▸ PROBLEM DESCRIPTION:
Copy out all lines of the records in which the word "colors" appears.
── DATASET
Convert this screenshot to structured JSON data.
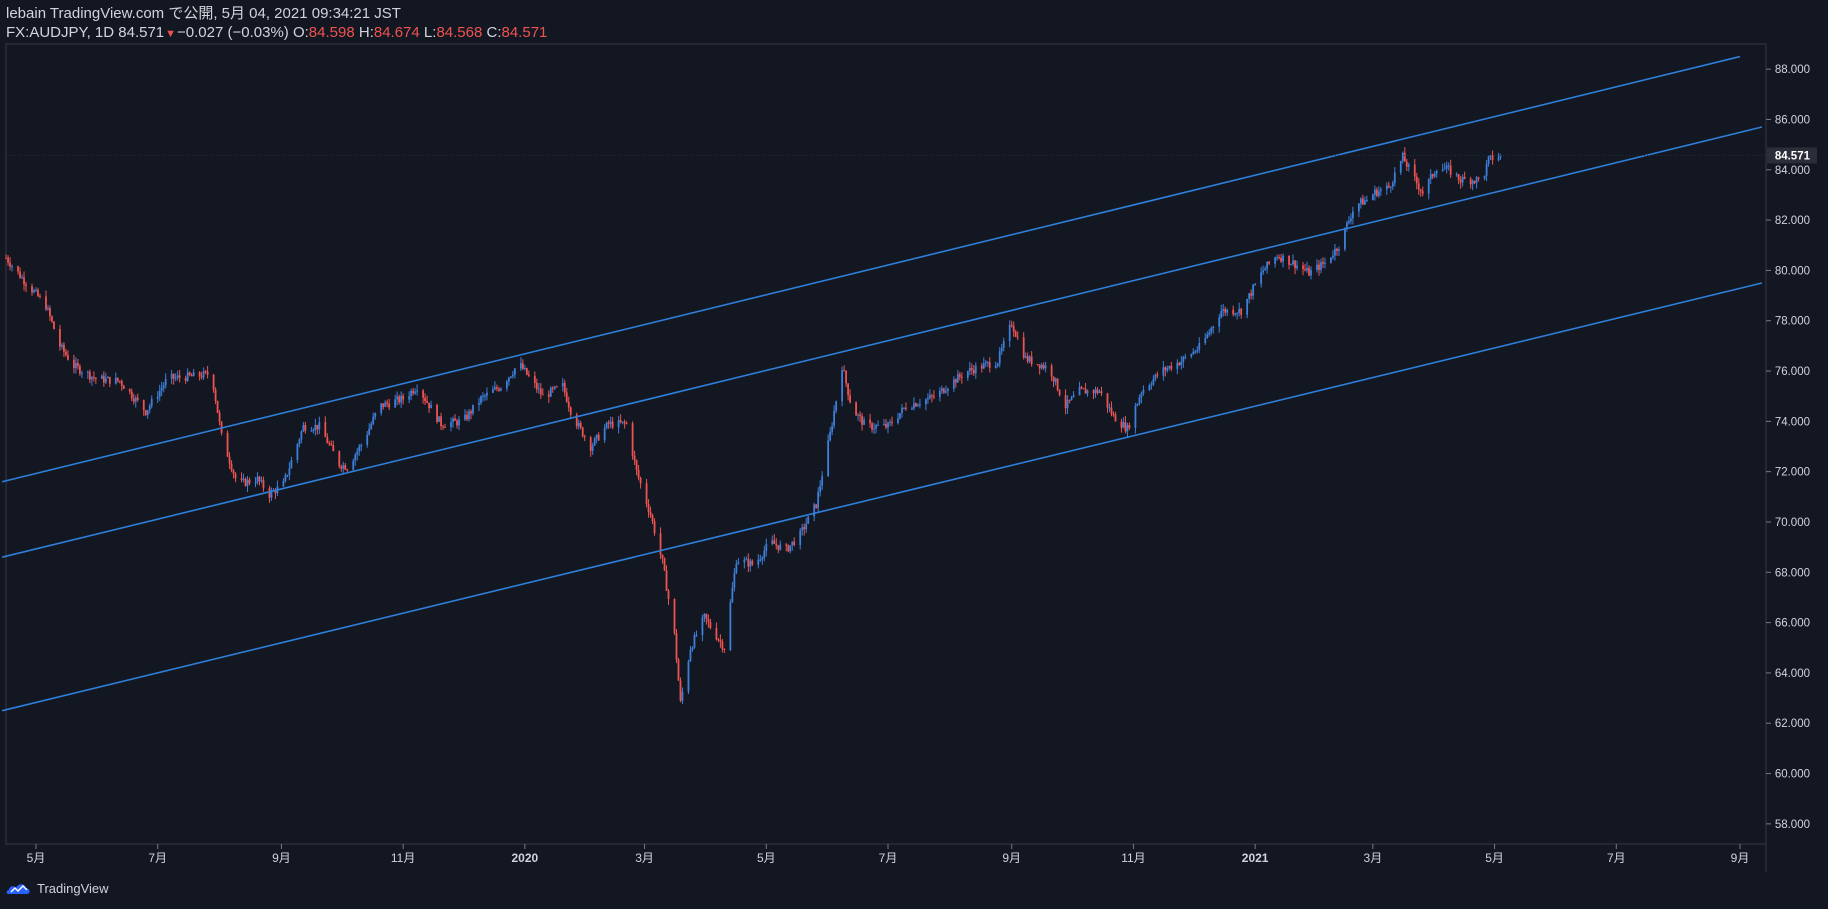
{
  "header": {
    "publisher_line": "lebain TradingView.com で公開, 5月 04, 2021 09:34:21 JST",
    "symbol": "FX:AUDJPY, 1D 84.571",
    "down_arrow": "▼",
    "change": "−0.027 (−0.03%)",
    "o_label": " O:",
    "o_value": "84.598",
    "h_label": " H:",
    "h_value": "84.674",
    "l_label": " L:",
    "l_value": "84.568",
    "c_label": " C:",
    "c_value": "84.571"
  },
  "footer": {
    "brand": "TradingView"
  },
  "colors": {
    "background": "#131722",
    "up": "#2962ff",
    "up_candle": "#3d7fd9",
    "down": "#ef5350",
    "channel": "#2e7fd9",
    "text": "#d1d4dc",
    "last_price_label_bg": "#2a2e39"
  },
  "chart_data": {
    "type": "candlestick",
    "symbol": "FX:AUDJPY",
    "interval": "1D",
    "y_range": [
      57.2,
      89.0
    ],
    "y_ticks": [
      "58.000",
      "60.000",
      "62.000",
      "64.000",
      "66.000",
      "68.000",
      "70.000",
      "72.000",
      "74.000",
      "76.000",
      "78.000",
      "80.000",
      "82.000",
      "84.000",
      "86.000",
      "88.000"
    ],
    "last_price": "84.571",
    "x_ticks": [
      {
        "label": "5月",
        "date": "2019-05-01"
      },
      {
        "label": "7月",
        "date": "2019-07-01"
      },
      {
        "label": "9月",
        "date": "2019-09-01"
      },
      {
        "label": "11月",
        "date": "2019-11-01"
      },
      {
        "label": "2020",
        "date": "2020-01-01"
      },
      {
        "label": "3月",
        "date": "2020-03-01"
      },
      {
        "label": "5月",
        "date": "2020-05-01"
      },
      {
        "label": "7月",
        "date": "2020-07-01"
      },
      {
        "label": "9月",
        "date": "2020-09-01"
      },
      {
        "label": "11月",
        "date": "2020-11-01"
      },
      {
        "label": "2021",
        "date": "2021-01-01"
      },
      {
        "label": "3月",
        "date": "2021-03-01"
      },
      {
        "label": "5月",
        "date": "2021-05-01"
      },
      {
        "label": "7月",
        "date": "2021-07-01"
      },
      {
        "label": "9月",
        "date": "2021-09-01"
      }
    ],
    "price_path": [
      [
        "2019-04-16",
        80.5
      ],
      [
        "2019-04-25",
        79.6
      ],
      [
        "2019-05-06",
        78.6
      ],
      [
        "2019-05-13",
        77.0
      ],
      [
        "2019-05-20",
        76.2
      ],
      [
        "2019-05-31",
        75.7
      ],
      [
        "2019-06-12",
        75.6
      ],
      [
        "2019-06-25",
        74.4
      ],
      [
        "2019-07-06",
        75.7
      ],
      [
        "2019-07-20",
        75.8
      ],
      [
        "2019-07-28",
        75.9
      ],
      [
        "2019-08-02",
        73.4
      ],
      [
        "2019-08-10",
        71.5
      ],
      [
        "2019-08-20",
        71.7
      ],
      [
        "2019-08-26",
        71.1
      ],
      [
        "2019-09-02",
        71.5
      ],
      [
        "2019-09-12",
        73.8
      ],
      [
        "2019-09-20",
        73.8
      ],
      [
        "2019-09-30",
        72.3
      ],
      [
        "2019-10-04",
        72.2
      ],
      [
        "2019-10-12",
        73.2
      ],
      [
        "2019-10-20",
        74.6
      ],
      [
        "2019-11-01",
        74.9
      ],
      [
        "2019-11-08",
        75.4
      ],
      [
        "2019-11-20",
        73.9
      ],
      [
        "2019-12-01",
        74.0
      ],
      [
        "2019-12-10",
        74.9
      ],
      [
        "2019-12-20",
        75.4
      ],
      [
        "2019-12-29",
        76.3
      ],
      [
        "2020-01-10",
        75.0
      ],
      [
        "2020-01-20",
        75.4
      ],
      [
        "2020-01-25",
        74.2
      ],
      [
        "2020-02-03",
        73.0
      ],
      [
        "2020-02-12",
        73.9
      ],
      [
        "2020-02-21",
        73.9
      ],
      [
        "2020-02-26",
        72.0
      ],
      [
        "2020-03-04",
        70.3
      ],
      [
        "2020-03-10",
        68.4
      ],
      [
        "2020-03-16",
        65.5
      ],
      [
        "2020-03-19",
        62.8
      ],
      [
        "2020-03-24",
        65.0
      ],
      [
        "2020-03-31",
        66.2
      ],
      [
        "2020-04-10",
        65.0
      ],
      [
        "2020-04-16",
        68.5
      ],
      [
        "2020-04-25",
        68.3
      ],
      [
        "2020-05-03",
        69.2
      ],
      [
        "2020-05-11",
        68.9
      ],
      [
        "2020-05-18",
        69.5
      ],
      [
        "2020-05-26",
        70.7
      ],
      [
        "2020-06-02",
        73.5
      ],
      [
        "2020-06-08",
        76.2
      ],
      [
        "2020-06-13",
        74.5
      ],
      [
        "2020-06-20",
        73.8
      ],
      [
        "2020-07-01",
        73.8
      ],
      [
        "2020-07-10",
        74.6
      ],
      [
        "2020-07-25",
        75.0
      ],
      [
        "2020-08-01",
        75.5
      ],
      [
        "2020-08-10",
        76.0
      ],
      [
        "2020-08-25",
        76.4
      ],
      [
        "2020-09-01",
        77.9
      ],
      [
        "2020-09-08",
        76.5
      ],
      [
        "2020-09-20",
        76.1
      ],
      [
        "2020-09-28",
        74.6
      ],
      [
        "2020-10-05",
        75.2
      ],
      [
        "2020-10-15",
        75.2
      ],
      [
        "2020-10-22",
        74.2
      ],
      [
        "2020-10-29",
        73.7
      ],
      [
        "2020-11-05",
        75.2
      ],
      [
        "2020-11-15",
        76.0
      ],
      [
        "2020-11-25",
        76.4
      ],
      [
        "2020-12-05",
        77.0
      ],
      [
        "2020-12-15",
        78.4
      ],
      [
        "2020-12-25",
        78.4
      ],
      [
        "2021-01-05",
        80.0
      ],
      [
        "2021-01-12",
        80.6
      ],
      [
        "2021-01-20",
        80.3
      ],
      [
        "2021-01-28",
        79.9
      ],
      [
        "2021-02-05",
        80.3
      ],
      [
        "2021-02-12",
        81.0
      ],
      [
        "2021-02-20",
        82.6
      ],
      [
        "2021-02-26",
        82.8
      ],
      [
        "2021-03-02",
        83.1
      ],
      [
        "2021-03-09",
        83.3
      ],
      [
        "2021-03-16",
        84.5
      ],
      [
        "2021-03-22",
        83.6
      ],
      [
        "2021-03-26",
        83.1
      ],
      [
        "2021-04-02",
        84.1
      ],
      [
        "2021-04-08",
        84.0
      ],
      [
        "2021-04-14",
        83.6
      ],
      [
        "2021-04-20",
        83.6
      ],
      [
        "2021-04-25",
        83.6
      ],
      [
        "2021-04-28",
        84.4
      ],
      [
        "2021-05-04",
        84.571
      ]
    ],
    "channel_lines": [
      {
        "name": "upper",
        "from": [
          "2019-04-14",
          71.6
        ],
        "to": [
          "2021-09-01",
          88.5
        ]
      },
      {
        "name": "middle",
        "from": [
          "2019-04-14",
          68.6
        ],
        "to": [
          "2021-09-12",
          85.7
        ]
      },
      {
        "name": "lower",
        "from": [
          "2019-04-14",
          62.5
        ],
        "to": [
          "2021-09-12",
          79.5
        ]
      }
    ]
  }
}
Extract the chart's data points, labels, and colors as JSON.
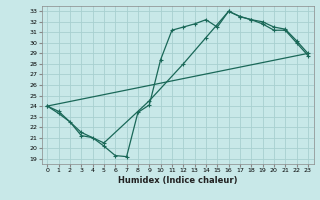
────
▸ ANSWER FOR THIS EXERCISE:
  "colors": {
Extract the chart's data points, labels, and colors as JSON.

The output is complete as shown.